▶ **DIRECTION**
Repeat the listing in full. Nothing may be added or left out.

[BEGIN GIVEN INFORMATION]

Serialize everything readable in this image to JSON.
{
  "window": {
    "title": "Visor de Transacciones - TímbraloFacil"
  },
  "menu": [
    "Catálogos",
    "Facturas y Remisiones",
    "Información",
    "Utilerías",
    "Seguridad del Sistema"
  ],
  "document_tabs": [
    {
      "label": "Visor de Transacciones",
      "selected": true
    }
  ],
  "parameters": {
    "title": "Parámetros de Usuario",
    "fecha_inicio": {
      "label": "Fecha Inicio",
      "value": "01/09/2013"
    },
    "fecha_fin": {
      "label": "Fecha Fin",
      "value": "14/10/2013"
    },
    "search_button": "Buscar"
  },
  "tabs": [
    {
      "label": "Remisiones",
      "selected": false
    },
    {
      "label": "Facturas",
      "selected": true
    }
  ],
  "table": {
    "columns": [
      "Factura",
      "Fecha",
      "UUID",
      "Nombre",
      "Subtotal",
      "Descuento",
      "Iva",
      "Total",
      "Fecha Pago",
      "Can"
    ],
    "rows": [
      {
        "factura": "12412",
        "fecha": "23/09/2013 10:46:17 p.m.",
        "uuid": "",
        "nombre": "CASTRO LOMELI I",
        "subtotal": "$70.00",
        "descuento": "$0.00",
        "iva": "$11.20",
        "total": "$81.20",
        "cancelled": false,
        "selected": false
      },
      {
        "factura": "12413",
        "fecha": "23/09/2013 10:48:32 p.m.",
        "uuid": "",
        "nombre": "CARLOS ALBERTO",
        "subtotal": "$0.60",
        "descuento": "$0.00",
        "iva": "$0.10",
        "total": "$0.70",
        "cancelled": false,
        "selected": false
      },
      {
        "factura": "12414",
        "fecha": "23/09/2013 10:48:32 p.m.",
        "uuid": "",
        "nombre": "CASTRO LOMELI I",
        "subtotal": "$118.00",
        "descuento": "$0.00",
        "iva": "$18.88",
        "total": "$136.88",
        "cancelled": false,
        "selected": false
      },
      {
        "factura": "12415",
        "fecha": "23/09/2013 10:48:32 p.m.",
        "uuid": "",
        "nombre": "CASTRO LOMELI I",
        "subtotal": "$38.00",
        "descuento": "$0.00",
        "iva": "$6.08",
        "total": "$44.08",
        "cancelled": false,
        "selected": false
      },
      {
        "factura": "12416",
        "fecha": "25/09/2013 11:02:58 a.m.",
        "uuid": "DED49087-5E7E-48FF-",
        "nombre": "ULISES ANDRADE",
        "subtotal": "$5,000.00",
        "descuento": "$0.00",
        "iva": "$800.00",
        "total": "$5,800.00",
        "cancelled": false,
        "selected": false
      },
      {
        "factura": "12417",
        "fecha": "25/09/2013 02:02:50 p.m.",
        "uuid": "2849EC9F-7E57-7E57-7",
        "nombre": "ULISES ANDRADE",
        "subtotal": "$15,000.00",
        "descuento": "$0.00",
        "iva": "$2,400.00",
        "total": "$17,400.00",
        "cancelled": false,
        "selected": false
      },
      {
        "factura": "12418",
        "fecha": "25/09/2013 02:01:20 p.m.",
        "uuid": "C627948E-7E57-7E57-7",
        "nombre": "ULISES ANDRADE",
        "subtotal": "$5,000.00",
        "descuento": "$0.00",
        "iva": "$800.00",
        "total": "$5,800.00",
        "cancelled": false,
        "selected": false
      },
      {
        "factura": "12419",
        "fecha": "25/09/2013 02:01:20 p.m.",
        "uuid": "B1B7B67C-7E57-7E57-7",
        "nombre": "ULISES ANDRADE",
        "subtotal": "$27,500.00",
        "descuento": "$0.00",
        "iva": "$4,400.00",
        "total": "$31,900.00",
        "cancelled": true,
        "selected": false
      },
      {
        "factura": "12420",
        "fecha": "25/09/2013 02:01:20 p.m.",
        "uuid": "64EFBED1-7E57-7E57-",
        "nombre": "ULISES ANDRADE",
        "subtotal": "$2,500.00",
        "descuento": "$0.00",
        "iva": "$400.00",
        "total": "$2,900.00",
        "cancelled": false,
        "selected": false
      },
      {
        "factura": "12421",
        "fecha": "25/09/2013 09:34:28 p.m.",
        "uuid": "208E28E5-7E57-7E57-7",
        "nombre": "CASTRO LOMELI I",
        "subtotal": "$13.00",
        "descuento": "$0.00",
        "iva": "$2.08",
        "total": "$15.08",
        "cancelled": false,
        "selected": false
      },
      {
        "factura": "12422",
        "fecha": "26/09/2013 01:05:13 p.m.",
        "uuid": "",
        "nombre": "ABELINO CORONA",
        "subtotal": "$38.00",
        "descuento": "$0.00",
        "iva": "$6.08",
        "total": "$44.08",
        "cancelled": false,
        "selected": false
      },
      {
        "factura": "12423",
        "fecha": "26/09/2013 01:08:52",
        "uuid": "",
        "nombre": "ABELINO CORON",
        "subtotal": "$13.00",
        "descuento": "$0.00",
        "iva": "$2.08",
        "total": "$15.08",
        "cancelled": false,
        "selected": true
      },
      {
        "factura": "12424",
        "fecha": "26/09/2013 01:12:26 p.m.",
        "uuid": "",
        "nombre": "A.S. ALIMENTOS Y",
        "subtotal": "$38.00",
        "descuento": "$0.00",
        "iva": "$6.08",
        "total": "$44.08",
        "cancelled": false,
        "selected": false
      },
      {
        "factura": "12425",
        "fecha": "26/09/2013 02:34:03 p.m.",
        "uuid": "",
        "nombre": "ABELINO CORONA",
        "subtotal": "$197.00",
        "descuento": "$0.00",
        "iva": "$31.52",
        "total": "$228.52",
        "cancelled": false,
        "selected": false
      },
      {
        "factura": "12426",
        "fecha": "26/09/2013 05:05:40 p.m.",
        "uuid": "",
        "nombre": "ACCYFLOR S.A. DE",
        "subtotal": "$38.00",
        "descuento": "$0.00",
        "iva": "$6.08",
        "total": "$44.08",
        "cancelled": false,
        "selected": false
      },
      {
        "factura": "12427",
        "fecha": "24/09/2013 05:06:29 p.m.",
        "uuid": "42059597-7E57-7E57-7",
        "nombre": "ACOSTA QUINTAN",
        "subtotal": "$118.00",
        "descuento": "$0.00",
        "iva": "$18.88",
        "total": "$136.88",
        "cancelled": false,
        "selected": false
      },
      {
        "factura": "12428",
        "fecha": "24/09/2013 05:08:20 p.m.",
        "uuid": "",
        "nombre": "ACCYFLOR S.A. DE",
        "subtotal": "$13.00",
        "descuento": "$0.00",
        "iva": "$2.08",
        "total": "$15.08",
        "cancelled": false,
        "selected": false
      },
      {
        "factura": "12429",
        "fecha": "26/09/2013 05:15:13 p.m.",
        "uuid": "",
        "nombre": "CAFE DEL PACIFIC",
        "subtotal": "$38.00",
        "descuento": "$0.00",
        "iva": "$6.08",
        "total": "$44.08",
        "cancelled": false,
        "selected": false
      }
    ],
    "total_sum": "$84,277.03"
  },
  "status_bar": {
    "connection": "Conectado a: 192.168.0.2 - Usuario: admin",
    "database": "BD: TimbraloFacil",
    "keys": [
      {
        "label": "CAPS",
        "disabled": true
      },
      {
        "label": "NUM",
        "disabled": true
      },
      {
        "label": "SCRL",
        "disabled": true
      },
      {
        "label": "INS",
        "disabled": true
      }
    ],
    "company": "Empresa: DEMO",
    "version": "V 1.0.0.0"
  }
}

[END GIVEN INFORMATION]

▶ **TASK ANSWER**
Serialize everything readable in this image to JSON.
{
  "window": {
    "title": "Visor de Transacciones - TímbraloFacil"
  },
  "menu": [
    "Catálogos",
    "Facturas y Remisiones",
    "Información",
    "Utilerías",
    "Seguridad del Sistema"
  ],
  "document_tabs": [
    {
      "label": "Visor de Transacciones",
      "selected": true
    }
  ],
  "parameters": {
    "title": "Parámetros de Usuario",
    "fecha_inicio": {
      "label": "Fecha Inicio",
      "value": "01/09/2013"
    },
    "fecha_fin": {
      "label": "Fecha Fin",
      "value": "14/10/2013"
    },
    "search_button": "Buscar"
  },
  "tabs": [
    {
      "label": "Remisiones",
      "selected": false
    },
    {
      "label": "Facturas",
      "selected": true
    }
  ],
  "table": {
    "columns": [
      "Factura",
      "Fecha",
      "UUID",
      "Nombre",
      "Subtotal",
      "Descuento",
      "Iva",
      "Total",
      "Fecha Pago",
      "Can"
    ],
    "rows": [
      {
        "factura": "12412",
        "fecha": "23/09/2013 10:46:17 p.m.",
        "uuid": "",
        "nombre": "CASTRO LOMELI I",
        "subtotal": "$70.00",
        "descuento": "$0.00",
        "iva": "$11.20",
        "total": "$81.20",
        "cancelled": false,
        "selected": false
      },
      {
        "factura": "12413",
        "fecha": "23/09/2013 10:48:32 p.m.",
        "uuid": "",
        "nombre": "CARLOS ALBERTO",
        "subtotal": "$0.60",
        "descuento": "$0.00",
        "iva": "$0.10",
        "total": "$0.70",
        "cancelled": false,
        "selected": false
      },
      {
        "factura": "12414",
        "fecha": "23/09/2013 10:48:32 p.m.",
        "uuid": "",
        "nombre": "CASTRO LOMELI I",
        "subtotal": "$118.00",
        "descuento": "$0.00",
        "iva": "$18.88",
        "total": "$136.88",
        "cancelled": false,
        "selected": false
      },
      {
        "factura": "12415",
        "fecha": "23/09/2013 10:48:32 p.m.",
        "uuid": "",
        "nombre": "CASTRO LOMELI I",
        "subtotal": "$38.00",
        "descuento": "$0.00",
        "iva": "$6.08",
        "total": "$44.08",
        "cancelled": false,
        "selected": false
      },
      {
        "factura": "12416",
        "fecha": "25/09/2013 11:02:58 a.m.",
        "uuid": "DED49087-5E7E-48FF-",
        "nombre": "ULISES ANDRADE",
        "subtotal": "$5,000.00",
        "descuento": "$0.00",
        "iva": "$800.00",
        "total": "$5,800.00",
        "cancelled": false,
        "selected": false
      },
      {
        "factura": "12417",
        "fecha": "25/09/2013 02:02:50 p.m.",
        "uuid": "2849EC9F-7E57-7E57-7",
        "nombre": "ULISES ANDRADE",
        "subtotal": "$15,000.00",
        "descuento": "$0.00",
        "iva": "$2,400.00",
        "total": "$17,400.00",
        "cancelled": false,
        "selected": false
      },
      {
        "factura": "12418",
        "fecha": "25/09/2013 02:01:20 p.m.",
        "uuid": "C627948E-7E57-7E57-7",
        "nombre": "ULISES ANDRADE",
        "subtotal": "$5,000.00",
        "descuento": "$0.00",
        "iva": "$800.00",
        "total": "$5,800.00",
        "cancelled": false,
        "selected": false
      },
      {
        "factura": "12419",
        "fecha": "25/09/2013 02:01:20 p.m.",
        "uuid": "B1B7B67C-7E57-7E57-7",
        "nombre": "ULISES ANDRADE",
        "subtotal": "$27,500.00",
        "descuento": "$0.00",
        "iva": "$4,400.00",
        "total": "$31,900.00",
        "cancelled": true,
        "selected": false
      },
      {
        "factura": "12420",
        "fecha": "25/09/2013 02:01:20 p.m.",
        "uuid": "64EFBED1-7E57-7E57-",
        "nombre": "ULISES ANDRADE",
        "subtotal": "$2,500.00",
        "descuento": "$0.00",
        "iva": "$400.00",
        "total": "$2,900.00",
        "cancelled": false,
        "selected": false
      },
      {
        "factura": "12421",
        "fecha": "25/09/2013 09:34:28 p.m.",
        "uuid": "208E28E5-7E57-7E57-7",
        "nombre": "CASTRO LOMELI I",
        "subtotal": "$13.00",
        "descuento": "$0.00",
        "iva": "$2.08",
        "total": "$15.08",
        "cancelled": false,
        "selected": false
      },
      {
        "factura": "12422",
        "fecha": "26/09/2013 01:05:13 p.m.",
        "uuid": "",
        "nombre": "ABELINO CORONA",
        "subtotal": "$38.00",
        "descuento": "$0.00",
        "iva": "$6.08",
        "total": "$44.08",
        "cancelled": false,
        "selected": false
      },
      {
        "factura": "12423",
        "fecha": "26/09/2013 01:08:52",
        "uuid": "",
        "nombre": "ABELINO CORON",
        "subtotal": "$13.00",
        "descuento": "$0.00",
        "iva": "$2.08",
        "total": "$15.08",
        "cancelled": false,
        "selected": true
      },
      {
        "factura": "12424",
        "fecha": "26/09/2013 01:12:26 p.m.",
        "uuid": "",
        "nombre": "A.S. ALIMENTOS Y",
        "subtotal": "$38.00",
        "descuento": "$0.00",
        "iva": "$6.08",
        "total": "$44.08",
        "cancelled": false,
        "selected": false
      },
      {
        "factura": "12425",
        "fecha": "26/09/2013 02:34:03 p.m.",
        "uuid": "",
        "nombre": "ABELINO CORONA",
        "subtotal": "$197.00",
        "descuento": "$0.00",
        "iva": "$31.52",
        "total": "$228.52",
        "cancelled": false,
        "selected": false
      },
      {
        "factura": "12426",
        "fecha": "26/09/2013 05:05:40 p.m.",
        "uuid": "",
        "nombre": "ACCYFLOR S.A. DE",
        "subtotal": "$38.00",
        "descuento": "$0.00",
        "iva": "$6.08",
        "total": "$44.08",
        "cancelled": false,
        "selected": false
      },
      {
        "factura": "12427",
        "fecha": "24/09/2013 05:06:29 p.m.",
        "uuid": "42059597-7E57-7E57-7",
        "nombre": "ACOSTA QUINTAN",
        "subtotal": "$118.00",
        "descuento": "$0.00",
        "iva": "$18.88",
        "total": "$136.88",
        "cancelled": false,
        "selected": false
      },
      {
        "factura": "12428",
        "fecha": "24/09/2013 05:08:20 p.m.",
        "uuid": "",
        "nombre": "ACCYFLOR S.A. DE",
        "subtotal": "$13.00",
        "descuento": "$0.00",
        "iva": "$2.08",
        "total": "$15.08",
        "cancelled": false,
        "selected": false
      },
      {
        "factura": "12429",
        "fecha": "26/09/2013 05:15:13 p.m.",
        "uuid": "",
        "nombre": "CAFE DEL PACIFIC",
        "subtotal": "$38.00",
        "descuento": "$0.00",
        "iva": "$6.08",
        "total": "$44.08",
        "cancelled": false,
        "selected": false
      }
    ],
    "total_sum": "$84,277.03"
  },
  "status_bar": {
    "connection": "Conectado a: 192.168.0.2 - Usuario: admin",
    "database": "BD: TimbraloFacil",
    "keys": [
      {
        "label": "CAPS",
        "disabled": true
      },
      {
        "label": "NUM",
        "disabled": true
      },
      {
        "label": "SCRL",
        "disabled": true
      },
      {
        "label": "INS",
        "disabled": true
      }
    ],
    "company": "Empresa: DEMO",
    "version": "V 1.0.0.0"
  }
}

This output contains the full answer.